==== DATA FOR PROCESSING ====

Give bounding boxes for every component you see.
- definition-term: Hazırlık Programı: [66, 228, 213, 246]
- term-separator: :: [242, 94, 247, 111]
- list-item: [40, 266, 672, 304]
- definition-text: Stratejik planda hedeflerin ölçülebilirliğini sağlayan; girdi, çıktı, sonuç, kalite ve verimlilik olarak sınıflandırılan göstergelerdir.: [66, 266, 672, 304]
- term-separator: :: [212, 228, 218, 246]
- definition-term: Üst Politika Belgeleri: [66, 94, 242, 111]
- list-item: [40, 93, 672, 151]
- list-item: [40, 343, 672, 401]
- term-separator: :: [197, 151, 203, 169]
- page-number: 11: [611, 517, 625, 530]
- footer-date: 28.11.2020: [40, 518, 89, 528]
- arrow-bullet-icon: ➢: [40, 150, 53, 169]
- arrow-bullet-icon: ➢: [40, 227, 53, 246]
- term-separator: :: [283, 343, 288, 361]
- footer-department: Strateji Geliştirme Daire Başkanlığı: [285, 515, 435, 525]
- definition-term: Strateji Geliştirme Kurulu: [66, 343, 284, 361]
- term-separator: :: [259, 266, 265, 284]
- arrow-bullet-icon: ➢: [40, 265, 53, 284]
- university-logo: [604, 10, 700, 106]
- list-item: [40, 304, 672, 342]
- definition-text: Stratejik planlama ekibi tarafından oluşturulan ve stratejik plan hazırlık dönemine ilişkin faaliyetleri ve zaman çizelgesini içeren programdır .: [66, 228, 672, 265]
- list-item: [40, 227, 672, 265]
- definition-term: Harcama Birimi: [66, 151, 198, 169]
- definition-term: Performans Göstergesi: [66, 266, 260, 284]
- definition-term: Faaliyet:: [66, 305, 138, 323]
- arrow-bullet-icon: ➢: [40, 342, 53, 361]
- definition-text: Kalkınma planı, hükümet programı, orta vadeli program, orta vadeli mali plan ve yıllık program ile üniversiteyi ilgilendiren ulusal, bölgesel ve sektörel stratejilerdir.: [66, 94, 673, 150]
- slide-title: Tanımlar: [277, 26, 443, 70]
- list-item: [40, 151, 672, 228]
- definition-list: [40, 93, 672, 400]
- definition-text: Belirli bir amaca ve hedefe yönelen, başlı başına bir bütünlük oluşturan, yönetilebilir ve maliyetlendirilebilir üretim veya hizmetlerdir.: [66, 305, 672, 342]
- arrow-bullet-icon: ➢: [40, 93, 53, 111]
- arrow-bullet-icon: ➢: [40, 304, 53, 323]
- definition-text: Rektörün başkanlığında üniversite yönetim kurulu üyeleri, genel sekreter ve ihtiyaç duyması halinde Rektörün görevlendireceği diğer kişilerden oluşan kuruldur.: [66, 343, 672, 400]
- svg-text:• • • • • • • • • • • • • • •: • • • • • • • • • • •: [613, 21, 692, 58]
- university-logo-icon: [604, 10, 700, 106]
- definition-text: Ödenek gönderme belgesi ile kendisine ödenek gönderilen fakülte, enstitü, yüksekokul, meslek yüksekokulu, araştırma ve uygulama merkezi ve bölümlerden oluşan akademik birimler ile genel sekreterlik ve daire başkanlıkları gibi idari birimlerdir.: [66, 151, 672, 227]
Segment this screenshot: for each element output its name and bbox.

====
==== DATA FOR PROCESSING ====

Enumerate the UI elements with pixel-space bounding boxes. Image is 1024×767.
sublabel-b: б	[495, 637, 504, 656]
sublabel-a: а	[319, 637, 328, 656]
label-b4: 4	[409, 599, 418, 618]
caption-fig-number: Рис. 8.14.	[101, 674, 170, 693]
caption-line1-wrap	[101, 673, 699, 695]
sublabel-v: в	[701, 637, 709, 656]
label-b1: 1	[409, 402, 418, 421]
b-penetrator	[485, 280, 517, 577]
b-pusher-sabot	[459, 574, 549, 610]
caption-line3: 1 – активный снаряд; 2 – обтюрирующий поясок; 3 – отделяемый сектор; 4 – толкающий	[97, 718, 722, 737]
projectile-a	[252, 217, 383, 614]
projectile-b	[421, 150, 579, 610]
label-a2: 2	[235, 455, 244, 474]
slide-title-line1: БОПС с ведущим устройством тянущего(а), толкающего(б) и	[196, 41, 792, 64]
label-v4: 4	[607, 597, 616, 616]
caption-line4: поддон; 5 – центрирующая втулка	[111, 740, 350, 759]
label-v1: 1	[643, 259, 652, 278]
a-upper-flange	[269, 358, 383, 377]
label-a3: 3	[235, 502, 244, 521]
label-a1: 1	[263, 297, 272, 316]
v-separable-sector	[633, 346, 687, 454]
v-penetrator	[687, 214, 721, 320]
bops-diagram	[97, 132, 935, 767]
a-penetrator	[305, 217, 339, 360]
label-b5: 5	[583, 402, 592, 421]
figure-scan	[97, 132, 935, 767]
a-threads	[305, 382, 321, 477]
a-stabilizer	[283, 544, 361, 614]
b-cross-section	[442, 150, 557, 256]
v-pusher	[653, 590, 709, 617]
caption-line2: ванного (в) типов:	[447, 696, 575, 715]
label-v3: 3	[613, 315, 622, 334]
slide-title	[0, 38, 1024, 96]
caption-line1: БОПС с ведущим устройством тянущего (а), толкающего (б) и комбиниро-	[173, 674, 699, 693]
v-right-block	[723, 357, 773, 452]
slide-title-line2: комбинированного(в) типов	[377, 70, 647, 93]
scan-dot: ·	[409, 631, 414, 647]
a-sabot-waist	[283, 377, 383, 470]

====
==== DATA FOR PROCESSING ====

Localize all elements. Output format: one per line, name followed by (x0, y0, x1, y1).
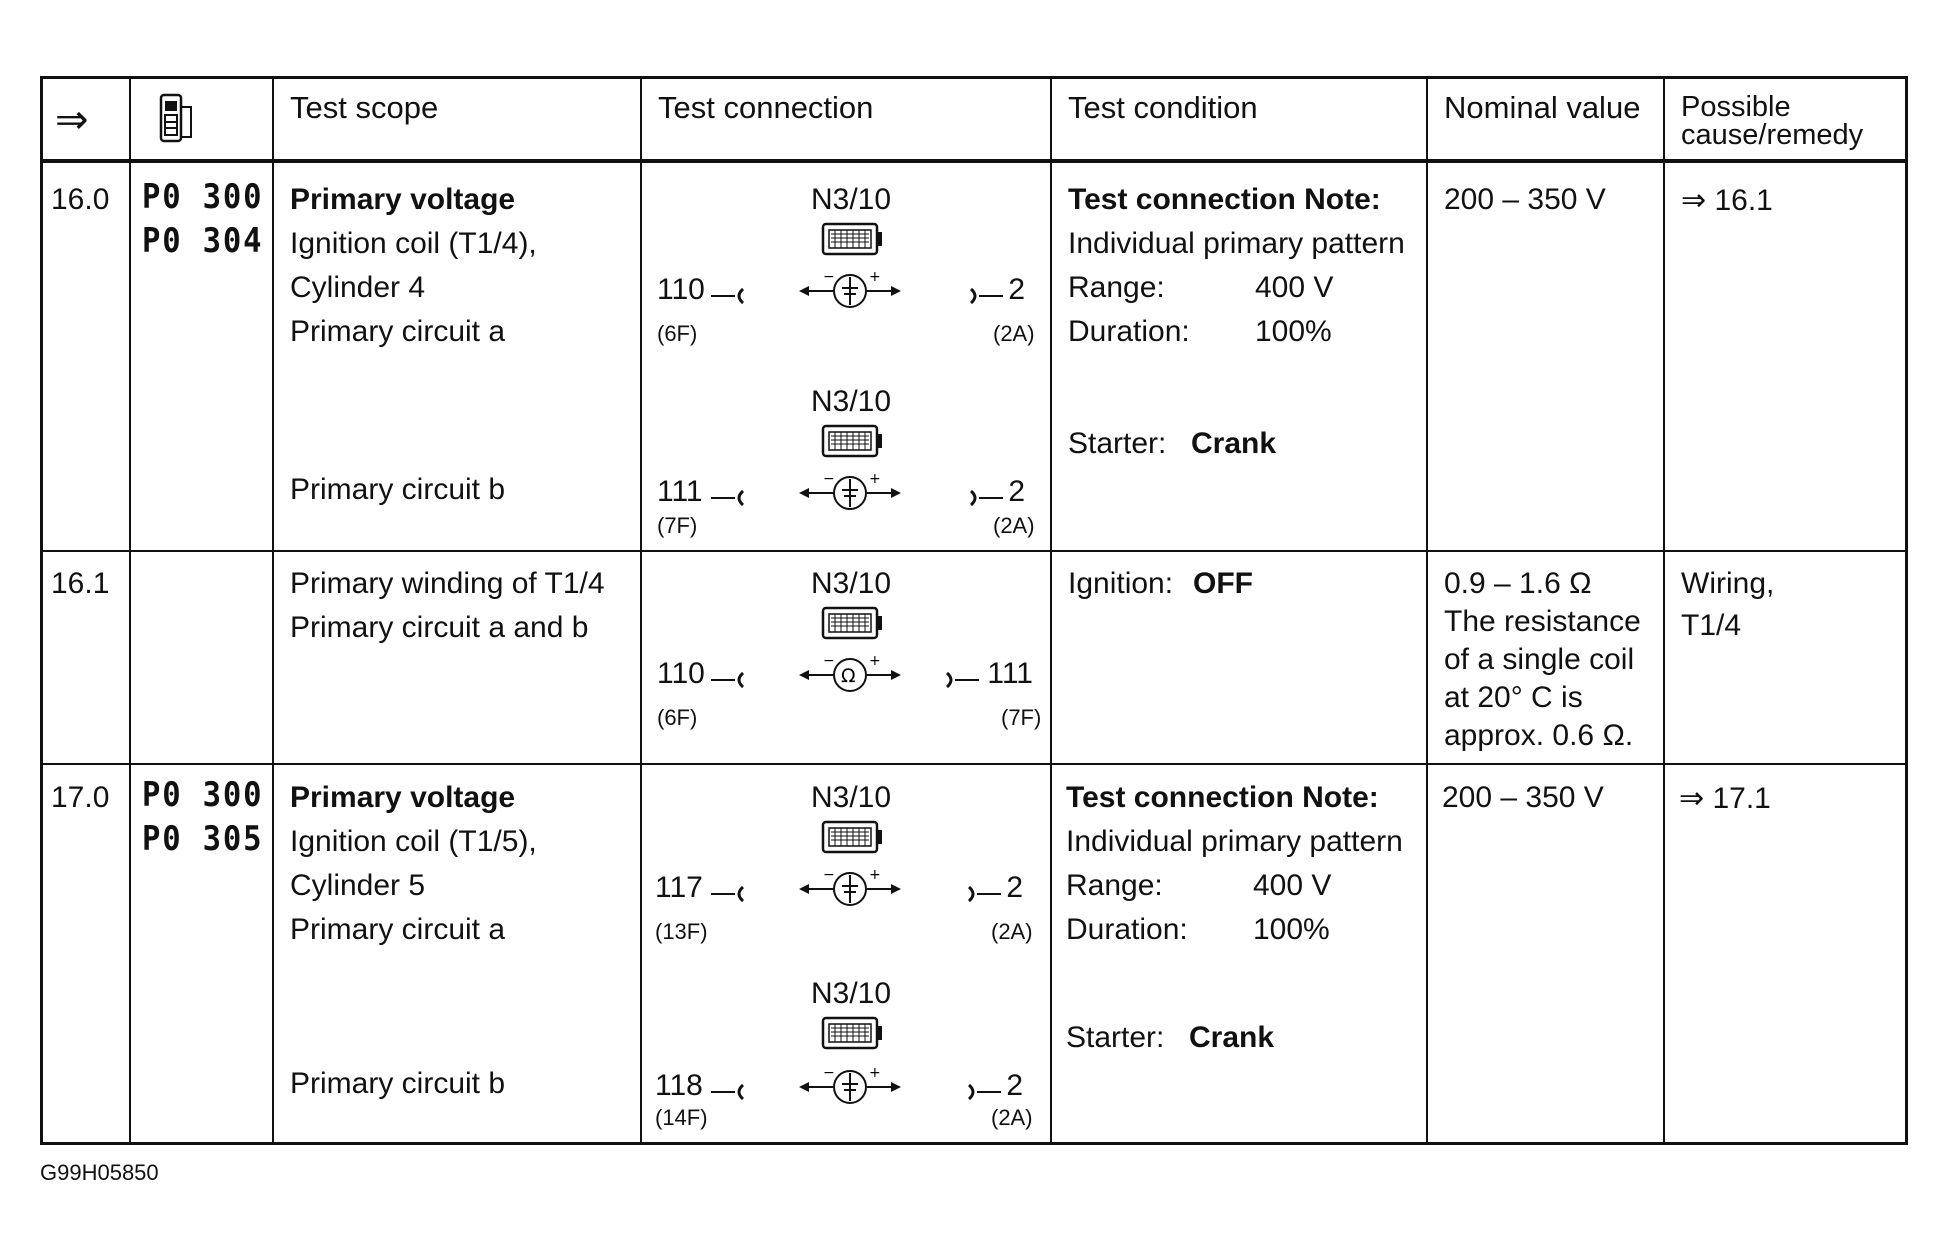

====

YOUR OBJECTIVE
In the material above, copy out verbatim every line from the one containing "Give bounding boxes" through the one containing "- definition-list: [40, 93, 672, 400]", including both of those lines.

RIGHT ANSWER
Give bounding boxes for every component you see.
- definition-term: Hazırlık Programı: [66, 228, 213, 246]
- term-separator: :: [242, 94, 247, 111]
- list-item: [40, 266, 672, 304]
- definition-text: Stratejik planda hedeflerin ölçülebilirliğini sağlayan; girdi, çıktı, sonuç, kalite ve verimlilik olarak sınıflandırılan göstergelerdir.: [66, 266, 672, 304]
- term-separator: :: [212, 228, 218, 246]
- definition-term: Üst Politika Belgeleri: [66, 94, 242, 111]
- list-item: [40, 93, 672, 151]
- list-item: [40, 343, 672, 401]
- term-separator: :: [197, 151, 203, 169]
- page-number: 11: [611, 517, 625, 530]
- footer-date: 28.11.2020: [40, 518, 89, 528]
- arrow-bullet-icon: ➢: [40, 150, 53, 169]
- arrow-bullet-icon: ➢: [40, 227, 53, 246]
- term-separator: :: [283, 343, 288, 361]
- footer-department: Strateji Geliştirme Daire Başkanlığı: [285, 515, 435, 525]
- definition-term: Strateji Geliştirme Kurulu: [66, 343, 284, 361]
- term-separator: :: [259, 266, 265, 284]
- arrow-bullet-icon: ➢: [40, 265, 53, 284]
- university-logo: [604, 10, 700, 106]
- list-item: [40, 304, 672, 342]
- definition-text: Stratejik planlama ekibi tarafından oluşturulan ve stratejik plan hazırlık dönemine ilişkin faaliyetleri ve zaman çizelgesini içeren programdır .: [66, 228, 672, 265]
- list-item: [40, 227, 672, 265]
- definition-term: Harcama Birimi: [66, 151, 198, 169]
- definition-term: Performans Göstergesi: [66, 266, 260, 284]
- definition-term: Faaliyet:: [66, 305, 138, 323]
- arrow-bullet-icon: ➢: [40, 342, 53, 361]
- definition-text: Kalkınma planı, hükümet programı, orta vadeli program, orta vadeli mali plan ve yıllık program ile üniversiteyi ilgilendiren ulusal, bölgesel ve sektörel stratejilerdir.: [66, 94, 673, 150]
- slide-title: Tanımlar: [277, 26, 443, 70]
- list-item: [40, 151, 672, 228]
- definition-list: [40, 93, 672, 400]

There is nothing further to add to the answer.